Collected data
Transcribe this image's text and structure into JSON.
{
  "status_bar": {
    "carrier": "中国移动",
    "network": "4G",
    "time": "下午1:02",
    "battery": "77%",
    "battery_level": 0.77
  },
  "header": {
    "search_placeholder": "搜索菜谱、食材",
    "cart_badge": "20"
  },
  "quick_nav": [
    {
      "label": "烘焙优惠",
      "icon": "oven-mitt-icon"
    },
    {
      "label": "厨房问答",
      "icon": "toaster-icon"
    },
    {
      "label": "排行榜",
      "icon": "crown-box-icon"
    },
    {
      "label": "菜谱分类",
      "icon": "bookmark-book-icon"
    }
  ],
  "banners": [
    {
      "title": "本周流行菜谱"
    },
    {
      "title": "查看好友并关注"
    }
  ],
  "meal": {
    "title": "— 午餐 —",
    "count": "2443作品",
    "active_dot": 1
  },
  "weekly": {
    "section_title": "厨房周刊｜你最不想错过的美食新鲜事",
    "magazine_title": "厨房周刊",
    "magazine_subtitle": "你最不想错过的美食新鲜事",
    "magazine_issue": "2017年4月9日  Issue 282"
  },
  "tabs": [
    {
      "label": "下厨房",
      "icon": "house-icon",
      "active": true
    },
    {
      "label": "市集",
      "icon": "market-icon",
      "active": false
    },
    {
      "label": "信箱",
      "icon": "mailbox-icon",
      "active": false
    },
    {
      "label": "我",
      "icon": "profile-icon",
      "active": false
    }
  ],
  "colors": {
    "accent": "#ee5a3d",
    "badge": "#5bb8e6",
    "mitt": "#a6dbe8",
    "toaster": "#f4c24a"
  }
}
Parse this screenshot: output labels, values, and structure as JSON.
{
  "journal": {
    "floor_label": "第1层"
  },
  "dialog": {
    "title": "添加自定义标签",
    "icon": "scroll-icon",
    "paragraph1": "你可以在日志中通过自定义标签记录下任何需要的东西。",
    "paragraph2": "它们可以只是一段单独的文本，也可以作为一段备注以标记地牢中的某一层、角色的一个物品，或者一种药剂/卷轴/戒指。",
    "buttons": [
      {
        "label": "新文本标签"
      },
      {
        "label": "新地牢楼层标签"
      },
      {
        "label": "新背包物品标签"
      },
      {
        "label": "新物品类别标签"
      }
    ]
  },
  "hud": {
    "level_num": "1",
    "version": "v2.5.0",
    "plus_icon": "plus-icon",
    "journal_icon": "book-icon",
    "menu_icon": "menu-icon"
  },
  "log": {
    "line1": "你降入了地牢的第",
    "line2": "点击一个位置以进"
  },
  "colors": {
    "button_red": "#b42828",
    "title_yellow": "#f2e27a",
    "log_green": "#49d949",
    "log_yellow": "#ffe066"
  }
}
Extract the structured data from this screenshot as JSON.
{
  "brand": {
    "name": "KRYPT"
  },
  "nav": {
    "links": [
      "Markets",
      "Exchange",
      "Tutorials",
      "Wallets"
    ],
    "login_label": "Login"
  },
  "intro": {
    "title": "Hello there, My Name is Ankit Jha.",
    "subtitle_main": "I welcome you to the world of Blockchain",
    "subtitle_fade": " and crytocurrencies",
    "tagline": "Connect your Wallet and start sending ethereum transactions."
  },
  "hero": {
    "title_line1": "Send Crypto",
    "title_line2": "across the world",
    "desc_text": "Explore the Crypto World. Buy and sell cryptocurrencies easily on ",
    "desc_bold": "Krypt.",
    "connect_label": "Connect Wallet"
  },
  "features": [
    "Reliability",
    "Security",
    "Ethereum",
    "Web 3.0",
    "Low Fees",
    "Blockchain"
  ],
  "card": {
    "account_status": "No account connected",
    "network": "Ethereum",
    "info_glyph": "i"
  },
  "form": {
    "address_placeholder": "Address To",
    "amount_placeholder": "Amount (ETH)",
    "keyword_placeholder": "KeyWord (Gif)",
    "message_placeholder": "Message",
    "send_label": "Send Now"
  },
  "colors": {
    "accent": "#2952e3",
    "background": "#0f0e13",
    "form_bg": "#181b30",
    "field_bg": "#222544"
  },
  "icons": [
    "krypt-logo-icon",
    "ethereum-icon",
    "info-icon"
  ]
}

Work instructions:
All of the lines above need to be given again exactly.

Solved problem:
Transcribe this image's text and structure into JSON.
{
  "status_bar": {
    "carrier": "中国移动",
    "network": "4G",
    "time": "下午1:02",
    "battery": "77%",
    "battery_level": 0.77
  },
  "header": {
    "search_placeholder": "搜索菜谱、食材",
    "cart_badge": "20"
  },
  "quick_nav": [
    {
      "label": "烘焙优惠",
      "icon": "oven-mitt-icon"
    },
    {
      "label": "厨房问答",
      "icon": "toaster-icon"
    },
    {
      "label": "排行榜",
      "icon": "crown-box-icon"
    },
    {
      "label": "菜谱分类",
      "icon": "bookmark-book-icon"
    }
  ],
  "banners": [
    {
      "title": "本周流行菜谱"
    },
    {
      "title": "查看好友并关注"
    }
  ],
  "meal": {
    "title": "— 午餐 —",
    "count": "2443作品",
    "active_dot": 1
  },
  "weekly": {
    "section_title": "厨房周刊｜你最不想错过的美食新鲜事",
    "magazine_title": "厨房周刊",
    "magazine_subtitle": "你最不想错过的美食新鲜事",
    "magazine_issue": "2017年4月9日  Issue 282"
  },
  "tabs": [
    {
      "label": "下厨房",
      "icon": "house-icon",
      "active": true
    },
    {
      "label": "市集",
      "icon": "market-icon",
      "active": false
    },
    {
      "label": "信箱",
      "icon": "mailbox-icon",
      "active": false
    },
    {
      "label": "我",
      "icon": "profile-icon",
      "active": false
    }
  ],
  "colors": {
    "accent": "#ee5a3d",
    "badge": "#5bb8e6",
    "mitt": "#a6dbe8",
    "toaster": "#f4c24a"
  }
}
Parse this screenshot: output labels, values, and structure as JSON.
{
  "journal": {
    "floor_label": "第1层"
  },
  "dialog": {
    "title": "添加自定义标签",
    "icon": "scroll-icon",
    "paragraph1": "你可以在日志中通过自定义标签记录下任何需要的东西。",
    "paragraph2": "它们可以只是一段单独的文本，也可以作为一段备注以标记地牢中的某一层、角色的一个物品，或者一种药剂/卷轴/戒指。",
    "buttons": [
      {
        "label": "新文本标签"
      },
      {
        "label": "新地牢楼层标签"
      },
      {
        "label": "新背包物品标签"
      },
      {
        "label": "新物品类别标签"
      }
    ]
  },
  "hud": {
    "level_num": "1",
    "version": "v2.5.0",
    "plus_icon": "plus-icon",
    "journal_icon": "book-icon",
    "menu_icon": "menu-icon"
  },
  "log": {
    "line1": "你降入了地牢的第",
    "line2": "点击一个位置以进"
  },
  "colors": {
    "button_red": "#b42828",
    "title_yellow": "#f2e27a",
    "log_green": "#49d949",
    "log_yellow": "#ffe066"
  }
}
Extract the structured data from this screenshot as JSON.
{
  "brand": {
    "name": "KRYPT"
  },
  "nav": {
    "links": [
      "Markets",
      "Exchange",
      "Tutorials",
      "Wallets"
    ],
    "login_label": "Login"
  },
  "intro": {
    "title": "Hello there, My Name is Ankit Jha.",
    "subtitle_main": "I welcome you to the world of Blockchain",
    "subtitle_fade": " and crytocurrencies",
    "tagline": "Connect your Wallet and start sending ethereum transactions."
  },
  "hero": {
    "title_line1": "Send Crypto",
    "title_line2": "across the world",
    "desc_text": "Explore the Crypto World. Buy and sell cryptocurrencies easily on ",
    "desc_bold": "Krypt.",
    "connect_label": "Connect Wallet"
  },
  "features": [
    "Reliability",
    "Security",
    "Ethereum",
    "Web 3.0",
    "Low Fees",
    "Blockchain"
  ],
  "card": {
    "account_status": "No account connected",
    "network": "Ethereum",
    "info_glyph": "i"
  },
  "form": {
    "address_placeholder": "Address To",
    "amount_placeholder": "Amount (ETH)",
    "keyword_placeholder": "KeyWord (Gif)",
    "message_placeholder": "Message",
    "send_label": "Send Now"
  },
  "colors": {
    "accent": "#2952e3",
    "background": "#0f0e13",
    "form_bg": "#181b30",
    "field_bg": "#222544"
  },
  "icons": [
    "krypt-logo-icon",
    "ethereum-icon",
    "info-icon"
  ]
}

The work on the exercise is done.